# Task
Check every line of the entries that follow, and copy the ones containing "Parse".

# Working data

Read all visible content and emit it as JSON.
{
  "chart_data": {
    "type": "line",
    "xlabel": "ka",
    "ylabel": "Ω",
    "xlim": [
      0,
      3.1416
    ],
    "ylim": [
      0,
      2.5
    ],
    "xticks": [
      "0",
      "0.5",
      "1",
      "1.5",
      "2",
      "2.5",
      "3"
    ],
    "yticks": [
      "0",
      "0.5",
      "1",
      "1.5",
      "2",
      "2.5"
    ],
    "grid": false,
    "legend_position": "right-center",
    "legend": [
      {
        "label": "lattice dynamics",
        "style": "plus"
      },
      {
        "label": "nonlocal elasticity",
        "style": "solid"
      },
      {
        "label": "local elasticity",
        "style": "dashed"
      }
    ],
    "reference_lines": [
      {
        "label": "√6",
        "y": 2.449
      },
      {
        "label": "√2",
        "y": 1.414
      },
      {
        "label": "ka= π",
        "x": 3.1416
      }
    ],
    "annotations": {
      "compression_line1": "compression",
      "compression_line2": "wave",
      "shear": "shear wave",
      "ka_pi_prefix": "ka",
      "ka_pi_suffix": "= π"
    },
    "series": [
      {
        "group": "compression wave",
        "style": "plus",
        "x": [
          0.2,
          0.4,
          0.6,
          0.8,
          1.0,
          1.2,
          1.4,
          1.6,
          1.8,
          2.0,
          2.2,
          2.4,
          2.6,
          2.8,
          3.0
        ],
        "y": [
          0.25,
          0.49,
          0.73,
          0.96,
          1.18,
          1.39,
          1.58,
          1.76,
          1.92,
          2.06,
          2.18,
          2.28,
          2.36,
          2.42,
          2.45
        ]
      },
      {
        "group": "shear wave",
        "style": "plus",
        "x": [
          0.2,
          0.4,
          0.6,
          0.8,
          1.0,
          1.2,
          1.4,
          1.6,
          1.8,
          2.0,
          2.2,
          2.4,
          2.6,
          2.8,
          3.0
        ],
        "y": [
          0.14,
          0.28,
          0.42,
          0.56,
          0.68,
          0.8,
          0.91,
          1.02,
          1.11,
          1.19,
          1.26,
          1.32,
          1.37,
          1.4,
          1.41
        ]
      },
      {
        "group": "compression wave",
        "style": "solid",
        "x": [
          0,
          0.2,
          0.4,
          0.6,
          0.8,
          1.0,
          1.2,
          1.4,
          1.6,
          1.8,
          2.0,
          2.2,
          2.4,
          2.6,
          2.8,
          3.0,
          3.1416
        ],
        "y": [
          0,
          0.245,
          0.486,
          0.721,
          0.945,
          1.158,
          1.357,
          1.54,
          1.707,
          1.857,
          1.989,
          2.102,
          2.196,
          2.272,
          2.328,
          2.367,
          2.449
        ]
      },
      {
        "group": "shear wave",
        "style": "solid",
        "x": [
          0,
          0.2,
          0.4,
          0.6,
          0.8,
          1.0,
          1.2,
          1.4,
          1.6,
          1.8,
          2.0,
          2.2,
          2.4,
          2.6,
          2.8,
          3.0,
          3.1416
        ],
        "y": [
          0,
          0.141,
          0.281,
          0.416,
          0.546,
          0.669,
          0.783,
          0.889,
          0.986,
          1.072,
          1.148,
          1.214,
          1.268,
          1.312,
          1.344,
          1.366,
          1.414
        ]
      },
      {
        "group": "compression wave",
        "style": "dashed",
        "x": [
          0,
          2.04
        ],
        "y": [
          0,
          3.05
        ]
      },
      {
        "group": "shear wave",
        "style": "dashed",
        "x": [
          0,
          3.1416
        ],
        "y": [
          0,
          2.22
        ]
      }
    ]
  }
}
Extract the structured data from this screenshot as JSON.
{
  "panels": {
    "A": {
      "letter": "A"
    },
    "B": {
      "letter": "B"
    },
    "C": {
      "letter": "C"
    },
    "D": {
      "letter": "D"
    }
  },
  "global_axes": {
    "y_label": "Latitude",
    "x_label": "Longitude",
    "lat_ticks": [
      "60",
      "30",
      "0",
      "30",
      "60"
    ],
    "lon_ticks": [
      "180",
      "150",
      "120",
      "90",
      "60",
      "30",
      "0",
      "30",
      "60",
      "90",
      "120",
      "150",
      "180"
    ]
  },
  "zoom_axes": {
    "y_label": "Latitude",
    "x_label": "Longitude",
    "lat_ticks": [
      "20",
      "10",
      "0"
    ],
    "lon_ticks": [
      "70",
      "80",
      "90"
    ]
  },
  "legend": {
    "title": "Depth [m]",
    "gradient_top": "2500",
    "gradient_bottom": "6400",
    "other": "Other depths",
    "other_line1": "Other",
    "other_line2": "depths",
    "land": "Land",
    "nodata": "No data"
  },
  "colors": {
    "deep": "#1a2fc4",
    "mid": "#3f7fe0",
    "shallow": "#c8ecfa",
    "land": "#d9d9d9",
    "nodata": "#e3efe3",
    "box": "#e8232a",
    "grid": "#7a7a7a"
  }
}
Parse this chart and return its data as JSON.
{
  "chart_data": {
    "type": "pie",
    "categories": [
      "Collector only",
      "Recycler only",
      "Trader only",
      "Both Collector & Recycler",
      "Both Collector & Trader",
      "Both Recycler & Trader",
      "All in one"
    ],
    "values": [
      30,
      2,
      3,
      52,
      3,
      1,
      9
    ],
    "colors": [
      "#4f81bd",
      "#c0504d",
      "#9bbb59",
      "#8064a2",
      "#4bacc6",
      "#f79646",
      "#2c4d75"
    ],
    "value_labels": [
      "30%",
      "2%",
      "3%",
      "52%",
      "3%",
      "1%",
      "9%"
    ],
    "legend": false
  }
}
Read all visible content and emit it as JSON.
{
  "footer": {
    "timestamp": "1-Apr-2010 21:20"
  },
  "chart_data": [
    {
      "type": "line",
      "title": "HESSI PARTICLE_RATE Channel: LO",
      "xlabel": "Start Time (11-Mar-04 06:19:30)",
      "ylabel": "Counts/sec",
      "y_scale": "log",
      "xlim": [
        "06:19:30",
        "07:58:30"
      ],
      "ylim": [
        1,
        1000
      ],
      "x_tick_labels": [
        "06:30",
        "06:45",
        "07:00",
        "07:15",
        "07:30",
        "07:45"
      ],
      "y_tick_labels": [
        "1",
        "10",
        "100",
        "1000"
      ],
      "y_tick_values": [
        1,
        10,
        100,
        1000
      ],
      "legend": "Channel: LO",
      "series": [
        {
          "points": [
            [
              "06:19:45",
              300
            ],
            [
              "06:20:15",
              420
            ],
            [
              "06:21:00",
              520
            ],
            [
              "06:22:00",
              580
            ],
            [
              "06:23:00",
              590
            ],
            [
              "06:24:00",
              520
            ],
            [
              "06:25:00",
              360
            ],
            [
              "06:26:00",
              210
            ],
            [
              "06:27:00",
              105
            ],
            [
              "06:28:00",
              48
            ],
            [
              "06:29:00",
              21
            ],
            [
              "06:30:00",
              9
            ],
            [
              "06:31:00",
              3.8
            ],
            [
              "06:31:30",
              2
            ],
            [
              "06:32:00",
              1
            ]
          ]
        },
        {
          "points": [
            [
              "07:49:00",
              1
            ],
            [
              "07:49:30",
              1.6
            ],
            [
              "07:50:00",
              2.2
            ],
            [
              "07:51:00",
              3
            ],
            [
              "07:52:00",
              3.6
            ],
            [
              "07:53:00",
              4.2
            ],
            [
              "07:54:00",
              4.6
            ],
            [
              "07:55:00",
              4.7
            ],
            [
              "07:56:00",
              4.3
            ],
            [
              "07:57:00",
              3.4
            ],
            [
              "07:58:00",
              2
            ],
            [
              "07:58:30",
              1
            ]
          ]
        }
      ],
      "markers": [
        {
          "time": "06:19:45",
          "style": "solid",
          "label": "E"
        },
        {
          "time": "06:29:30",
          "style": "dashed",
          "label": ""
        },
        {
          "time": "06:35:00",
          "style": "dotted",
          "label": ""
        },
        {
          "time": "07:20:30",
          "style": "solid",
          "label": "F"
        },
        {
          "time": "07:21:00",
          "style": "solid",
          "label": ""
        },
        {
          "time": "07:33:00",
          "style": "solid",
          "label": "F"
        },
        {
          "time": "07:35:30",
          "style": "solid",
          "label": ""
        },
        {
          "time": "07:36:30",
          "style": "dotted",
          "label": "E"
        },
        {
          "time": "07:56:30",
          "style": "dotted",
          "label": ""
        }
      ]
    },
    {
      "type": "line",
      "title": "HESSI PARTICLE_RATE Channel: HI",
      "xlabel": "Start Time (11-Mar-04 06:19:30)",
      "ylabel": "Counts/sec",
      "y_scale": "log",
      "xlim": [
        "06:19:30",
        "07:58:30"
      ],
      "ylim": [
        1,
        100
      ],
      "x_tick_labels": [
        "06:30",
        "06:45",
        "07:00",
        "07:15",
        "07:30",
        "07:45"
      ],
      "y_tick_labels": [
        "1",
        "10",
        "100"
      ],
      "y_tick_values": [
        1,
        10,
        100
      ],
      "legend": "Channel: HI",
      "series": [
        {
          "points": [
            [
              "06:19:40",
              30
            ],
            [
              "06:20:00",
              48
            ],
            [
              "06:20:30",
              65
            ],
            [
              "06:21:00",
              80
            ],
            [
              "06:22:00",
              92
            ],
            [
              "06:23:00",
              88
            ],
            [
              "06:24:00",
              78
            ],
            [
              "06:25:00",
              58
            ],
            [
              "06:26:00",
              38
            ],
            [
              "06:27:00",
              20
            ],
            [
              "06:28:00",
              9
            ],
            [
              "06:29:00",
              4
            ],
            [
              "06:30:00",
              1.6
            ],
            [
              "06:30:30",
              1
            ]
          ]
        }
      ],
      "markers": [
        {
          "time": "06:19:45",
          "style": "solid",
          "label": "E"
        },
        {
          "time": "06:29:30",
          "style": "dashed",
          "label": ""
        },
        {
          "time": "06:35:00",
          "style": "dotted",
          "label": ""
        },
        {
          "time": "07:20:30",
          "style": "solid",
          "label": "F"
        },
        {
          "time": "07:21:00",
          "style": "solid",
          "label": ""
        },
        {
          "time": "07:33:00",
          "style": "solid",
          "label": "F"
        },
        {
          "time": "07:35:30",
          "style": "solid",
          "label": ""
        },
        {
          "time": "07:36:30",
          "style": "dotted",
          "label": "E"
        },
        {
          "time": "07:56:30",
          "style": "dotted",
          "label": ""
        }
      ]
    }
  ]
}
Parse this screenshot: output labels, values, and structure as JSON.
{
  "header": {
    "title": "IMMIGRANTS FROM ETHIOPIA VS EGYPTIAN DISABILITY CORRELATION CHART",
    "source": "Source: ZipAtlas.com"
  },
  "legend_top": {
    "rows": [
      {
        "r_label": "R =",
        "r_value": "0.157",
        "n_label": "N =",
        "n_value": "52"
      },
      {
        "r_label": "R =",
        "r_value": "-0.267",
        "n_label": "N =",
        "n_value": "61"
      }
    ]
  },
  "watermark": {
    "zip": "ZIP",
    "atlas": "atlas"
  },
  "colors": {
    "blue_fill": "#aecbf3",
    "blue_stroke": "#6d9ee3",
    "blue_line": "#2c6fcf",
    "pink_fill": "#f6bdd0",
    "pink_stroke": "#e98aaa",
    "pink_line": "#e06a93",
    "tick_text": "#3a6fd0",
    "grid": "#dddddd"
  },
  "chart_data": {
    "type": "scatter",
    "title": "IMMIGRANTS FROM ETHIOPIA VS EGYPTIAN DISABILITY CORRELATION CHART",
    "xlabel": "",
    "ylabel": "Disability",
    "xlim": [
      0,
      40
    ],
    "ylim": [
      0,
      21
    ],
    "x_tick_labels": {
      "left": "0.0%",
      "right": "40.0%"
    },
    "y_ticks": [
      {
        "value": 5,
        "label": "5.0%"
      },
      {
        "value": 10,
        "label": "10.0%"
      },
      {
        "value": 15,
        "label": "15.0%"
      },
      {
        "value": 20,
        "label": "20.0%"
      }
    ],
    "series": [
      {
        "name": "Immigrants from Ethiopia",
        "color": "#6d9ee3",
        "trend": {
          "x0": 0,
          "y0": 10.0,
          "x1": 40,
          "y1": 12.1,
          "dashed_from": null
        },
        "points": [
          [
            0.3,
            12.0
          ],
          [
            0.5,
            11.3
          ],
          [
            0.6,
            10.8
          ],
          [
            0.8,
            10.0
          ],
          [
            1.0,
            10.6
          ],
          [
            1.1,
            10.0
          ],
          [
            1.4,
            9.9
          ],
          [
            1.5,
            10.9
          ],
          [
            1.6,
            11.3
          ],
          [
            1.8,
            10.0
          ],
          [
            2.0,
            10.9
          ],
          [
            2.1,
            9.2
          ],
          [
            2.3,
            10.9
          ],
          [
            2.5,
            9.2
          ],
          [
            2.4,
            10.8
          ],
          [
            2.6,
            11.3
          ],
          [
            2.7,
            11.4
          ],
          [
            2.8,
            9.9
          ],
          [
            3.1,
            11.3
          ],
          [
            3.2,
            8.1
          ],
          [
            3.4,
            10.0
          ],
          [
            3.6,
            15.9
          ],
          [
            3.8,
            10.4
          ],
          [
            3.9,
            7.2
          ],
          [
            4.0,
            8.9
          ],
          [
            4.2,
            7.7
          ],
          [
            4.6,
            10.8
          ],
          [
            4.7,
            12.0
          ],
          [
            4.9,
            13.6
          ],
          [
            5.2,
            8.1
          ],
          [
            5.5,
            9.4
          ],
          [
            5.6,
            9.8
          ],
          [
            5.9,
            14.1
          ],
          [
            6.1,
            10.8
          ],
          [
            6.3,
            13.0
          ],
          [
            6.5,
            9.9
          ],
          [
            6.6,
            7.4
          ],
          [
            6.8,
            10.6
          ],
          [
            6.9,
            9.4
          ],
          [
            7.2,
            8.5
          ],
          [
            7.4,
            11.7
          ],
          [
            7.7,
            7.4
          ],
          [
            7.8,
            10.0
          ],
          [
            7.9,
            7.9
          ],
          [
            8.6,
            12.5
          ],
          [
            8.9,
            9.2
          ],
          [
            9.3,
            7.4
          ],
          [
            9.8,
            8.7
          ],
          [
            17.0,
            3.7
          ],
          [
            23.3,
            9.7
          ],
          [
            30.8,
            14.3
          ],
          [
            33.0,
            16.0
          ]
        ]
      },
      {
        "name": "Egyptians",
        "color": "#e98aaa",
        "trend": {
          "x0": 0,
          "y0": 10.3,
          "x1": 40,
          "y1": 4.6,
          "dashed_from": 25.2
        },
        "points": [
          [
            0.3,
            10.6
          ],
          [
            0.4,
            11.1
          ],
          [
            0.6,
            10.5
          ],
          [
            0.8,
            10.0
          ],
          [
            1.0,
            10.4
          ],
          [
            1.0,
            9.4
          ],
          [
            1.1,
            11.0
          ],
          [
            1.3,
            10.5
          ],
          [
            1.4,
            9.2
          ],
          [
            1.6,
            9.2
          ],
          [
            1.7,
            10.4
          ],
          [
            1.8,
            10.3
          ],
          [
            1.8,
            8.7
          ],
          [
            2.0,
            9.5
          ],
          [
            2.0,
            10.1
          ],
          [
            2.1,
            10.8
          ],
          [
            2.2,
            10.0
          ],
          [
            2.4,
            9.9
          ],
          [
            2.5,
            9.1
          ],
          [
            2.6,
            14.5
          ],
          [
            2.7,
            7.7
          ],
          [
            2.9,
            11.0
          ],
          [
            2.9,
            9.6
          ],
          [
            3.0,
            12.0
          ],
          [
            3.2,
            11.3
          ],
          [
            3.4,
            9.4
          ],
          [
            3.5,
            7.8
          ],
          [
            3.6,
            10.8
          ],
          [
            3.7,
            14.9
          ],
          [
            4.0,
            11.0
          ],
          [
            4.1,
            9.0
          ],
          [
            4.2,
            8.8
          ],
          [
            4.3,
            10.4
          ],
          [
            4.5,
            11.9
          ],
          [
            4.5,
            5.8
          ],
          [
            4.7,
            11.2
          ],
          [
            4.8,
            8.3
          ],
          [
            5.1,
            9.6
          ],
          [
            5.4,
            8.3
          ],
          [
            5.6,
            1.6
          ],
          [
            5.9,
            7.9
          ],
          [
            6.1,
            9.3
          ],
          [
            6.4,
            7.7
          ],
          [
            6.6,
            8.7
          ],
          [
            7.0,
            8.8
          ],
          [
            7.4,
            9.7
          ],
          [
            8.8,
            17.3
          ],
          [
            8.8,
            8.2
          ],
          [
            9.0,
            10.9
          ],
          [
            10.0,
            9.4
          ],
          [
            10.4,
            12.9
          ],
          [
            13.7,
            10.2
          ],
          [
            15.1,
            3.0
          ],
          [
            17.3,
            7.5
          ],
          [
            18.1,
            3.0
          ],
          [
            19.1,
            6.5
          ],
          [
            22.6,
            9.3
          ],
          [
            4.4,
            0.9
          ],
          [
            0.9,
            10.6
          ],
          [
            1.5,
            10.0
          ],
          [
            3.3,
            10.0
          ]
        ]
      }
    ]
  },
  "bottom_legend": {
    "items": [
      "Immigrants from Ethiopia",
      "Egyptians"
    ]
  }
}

# Exercise result
Parse this chart and return its data as JSON.
Parse this screenshot: output labels, values, and structure as JSON.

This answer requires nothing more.